++++ Listing
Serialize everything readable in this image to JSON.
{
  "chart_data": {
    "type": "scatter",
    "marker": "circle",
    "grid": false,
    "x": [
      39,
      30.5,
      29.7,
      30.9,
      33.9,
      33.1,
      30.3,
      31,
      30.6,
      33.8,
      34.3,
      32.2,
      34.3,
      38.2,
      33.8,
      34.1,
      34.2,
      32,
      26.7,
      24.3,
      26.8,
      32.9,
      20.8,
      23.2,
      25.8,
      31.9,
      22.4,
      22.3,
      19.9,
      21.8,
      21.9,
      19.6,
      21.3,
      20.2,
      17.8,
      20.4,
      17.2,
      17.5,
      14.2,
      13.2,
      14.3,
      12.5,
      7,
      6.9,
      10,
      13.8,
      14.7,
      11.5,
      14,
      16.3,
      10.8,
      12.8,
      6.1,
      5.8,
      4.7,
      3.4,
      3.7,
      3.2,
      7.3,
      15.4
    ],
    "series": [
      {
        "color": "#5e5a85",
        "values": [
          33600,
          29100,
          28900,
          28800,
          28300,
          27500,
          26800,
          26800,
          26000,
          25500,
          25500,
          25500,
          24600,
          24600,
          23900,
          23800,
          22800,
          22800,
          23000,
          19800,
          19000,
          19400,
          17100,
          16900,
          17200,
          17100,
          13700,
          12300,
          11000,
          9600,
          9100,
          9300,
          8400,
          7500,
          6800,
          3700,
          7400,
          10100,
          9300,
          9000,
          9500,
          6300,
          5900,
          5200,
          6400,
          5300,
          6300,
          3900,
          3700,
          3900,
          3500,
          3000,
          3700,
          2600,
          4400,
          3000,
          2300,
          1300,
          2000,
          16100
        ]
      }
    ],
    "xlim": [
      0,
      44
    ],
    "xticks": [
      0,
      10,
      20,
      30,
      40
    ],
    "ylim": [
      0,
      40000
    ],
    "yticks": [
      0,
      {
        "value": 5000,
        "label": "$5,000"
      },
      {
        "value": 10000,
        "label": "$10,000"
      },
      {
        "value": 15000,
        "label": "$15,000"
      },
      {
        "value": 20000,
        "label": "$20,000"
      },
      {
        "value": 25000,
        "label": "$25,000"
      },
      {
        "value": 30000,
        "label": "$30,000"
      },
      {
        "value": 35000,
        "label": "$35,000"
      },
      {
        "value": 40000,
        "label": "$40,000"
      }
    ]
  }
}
++++++++
* Goal of the exercise *
Set down the listing in full, keeping every word exactly as it is.

* Final answer *
Serialize everything readable in this image to JSON.
{
  "chart_data": {
    "type": "scatter",
    "marker": "circle",
    "grid": false,
    "x": [
      39,
      30.5,
      29.7,
      30.9,
      33.9,
      33.1,
      30.3,
      31,
      30.6,
      33.8,
      34.3,
      32.2,
      34.3,
      38.2,
      33.8,
      34.1,
      34.2,
      32,
      26.7,
      24.3,
      26.8,
      32.9,
      20.8,
      23.2,
      25.8,
      31.9,
      22.4,
      22.3,
      19.9,
      21.8,
      21.9,
      19.6,
      21.3,
      20.2,
      17.8,
      20.4,
      17.2,
      17.5,
      14.2,
      13.2,
      14.3,
      12.5,
      7,
      6.9,
      10,
      13.8,
      14.7,
      11.5,
      14,
      16.3,
      10.8,
      12.8,
      6.1,
      5.8,
      4.7,
      3.4,
      3.7,
      3.2,
      7.3,
      15.4
    ],
    "series": [
      {
        "color": "#5e5a85",
        "values": [
          33600,
          29100,
          28900,
          28800,
          28300,
          27500,
          26800,
          26800,
          26000,
          25500,
          25500,
          25500,
          24600,
          24600,
          23900,
          23800,
          22800,
          22800,
          23000,
          19800,
          19000,
          19400,
          17100,
          16900,
          17200,
          17100,
          13700,
          12300,
          11000,
          9600,
          9100,
          9300,
          8400,
          7500,
          6800,
          3700,
          7400,
          10100,
          9300,
          9000,
          9500,
          6300,
          5900,
          5200,
          6400,
          5300,
          6300,
          3900,
          3700,
          3900,
          3500,
          3000,
          3700,
          2600,
          4400,
          3000,
          2300,
          1300,
          2000,
          16100
        ]
      }
    ],
    "xlim": [
      0,
      44
    ],
    "xticks": [
      0,
      10,
      20,
      30,
      40
    ],
    "ylim": [
      0,
      40000
    ],
    "yticks": [
      0,
      {
        "value": 5000,
        "label": "$5,000"
      },
      {
        "value": 10000,
        "label": "$10,000"
      },
      {
        "value": 15000,
        "label": "$15,000"
      },
      {
        "value": 20000,
        "label": "$20,000"
      },
      {
        "value": 25000,
        "label": "$25,000"
      },
      {
        "value": 30000,
        "label": "$30,000"
      },
      {
        "value": 35000,
        "label": "$35,000"
      },
      {
        "value": 40000,
        "label": "$40,000"
      }
    ]
  }
}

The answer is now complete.